**The records:**
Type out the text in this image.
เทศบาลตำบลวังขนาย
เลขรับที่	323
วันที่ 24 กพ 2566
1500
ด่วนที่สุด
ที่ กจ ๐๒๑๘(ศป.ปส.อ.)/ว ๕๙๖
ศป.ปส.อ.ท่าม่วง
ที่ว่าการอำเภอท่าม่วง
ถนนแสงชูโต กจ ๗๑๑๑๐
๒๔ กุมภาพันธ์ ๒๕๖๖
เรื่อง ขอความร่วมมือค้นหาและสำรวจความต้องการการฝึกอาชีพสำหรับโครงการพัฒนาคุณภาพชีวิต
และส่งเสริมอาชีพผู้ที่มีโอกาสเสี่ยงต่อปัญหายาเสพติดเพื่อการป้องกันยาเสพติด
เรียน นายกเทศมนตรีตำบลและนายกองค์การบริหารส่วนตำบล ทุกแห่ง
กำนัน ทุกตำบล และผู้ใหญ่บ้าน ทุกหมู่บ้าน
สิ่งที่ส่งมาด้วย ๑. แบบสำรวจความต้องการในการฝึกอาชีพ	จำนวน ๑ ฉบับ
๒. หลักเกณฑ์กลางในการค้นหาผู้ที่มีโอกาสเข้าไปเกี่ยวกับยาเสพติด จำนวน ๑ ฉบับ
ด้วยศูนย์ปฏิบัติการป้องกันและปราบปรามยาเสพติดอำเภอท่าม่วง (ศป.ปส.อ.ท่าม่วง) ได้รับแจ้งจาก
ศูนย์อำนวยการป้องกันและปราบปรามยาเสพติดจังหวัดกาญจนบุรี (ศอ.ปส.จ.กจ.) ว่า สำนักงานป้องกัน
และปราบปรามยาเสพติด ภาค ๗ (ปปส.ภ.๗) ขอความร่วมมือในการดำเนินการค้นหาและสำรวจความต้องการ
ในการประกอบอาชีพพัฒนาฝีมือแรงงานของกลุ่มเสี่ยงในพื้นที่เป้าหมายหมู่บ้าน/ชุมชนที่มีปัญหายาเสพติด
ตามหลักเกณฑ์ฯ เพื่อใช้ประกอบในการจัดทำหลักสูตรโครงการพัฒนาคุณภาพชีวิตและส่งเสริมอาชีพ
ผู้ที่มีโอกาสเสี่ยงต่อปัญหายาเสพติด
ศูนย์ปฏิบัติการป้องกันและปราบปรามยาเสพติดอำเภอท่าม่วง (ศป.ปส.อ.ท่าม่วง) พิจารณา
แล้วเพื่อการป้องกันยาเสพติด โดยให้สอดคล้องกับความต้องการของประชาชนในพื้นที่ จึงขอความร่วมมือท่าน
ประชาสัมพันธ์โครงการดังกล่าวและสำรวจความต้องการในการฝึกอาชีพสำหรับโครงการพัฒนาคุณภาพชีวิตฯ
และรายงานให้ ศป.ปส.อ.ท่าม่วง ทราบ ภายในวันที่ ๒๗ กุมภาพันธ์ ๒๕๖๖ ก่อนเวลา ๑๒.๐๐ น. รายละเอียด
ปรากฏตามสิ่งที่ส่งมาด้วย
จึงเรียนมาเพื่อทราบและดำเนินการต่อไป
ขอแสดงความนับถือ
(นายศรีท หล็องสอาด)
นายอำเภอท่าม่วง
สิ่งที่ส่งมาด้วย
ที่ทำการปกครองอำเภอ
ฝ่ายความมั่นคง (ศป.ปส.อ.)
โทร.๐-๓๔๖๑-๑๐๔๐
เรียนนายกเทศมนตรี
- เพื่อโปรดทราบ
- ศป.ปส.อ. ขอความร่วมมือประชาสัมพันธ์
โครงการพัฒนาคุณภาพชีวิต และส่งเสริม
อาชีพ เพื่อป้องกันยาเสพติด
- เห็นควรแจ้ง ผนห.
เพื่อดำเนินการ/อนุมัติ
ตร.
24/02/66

**Work instructions:** State how many lines in the records above contain the word "จำนวน", and give only that number.

**Correct response:** 2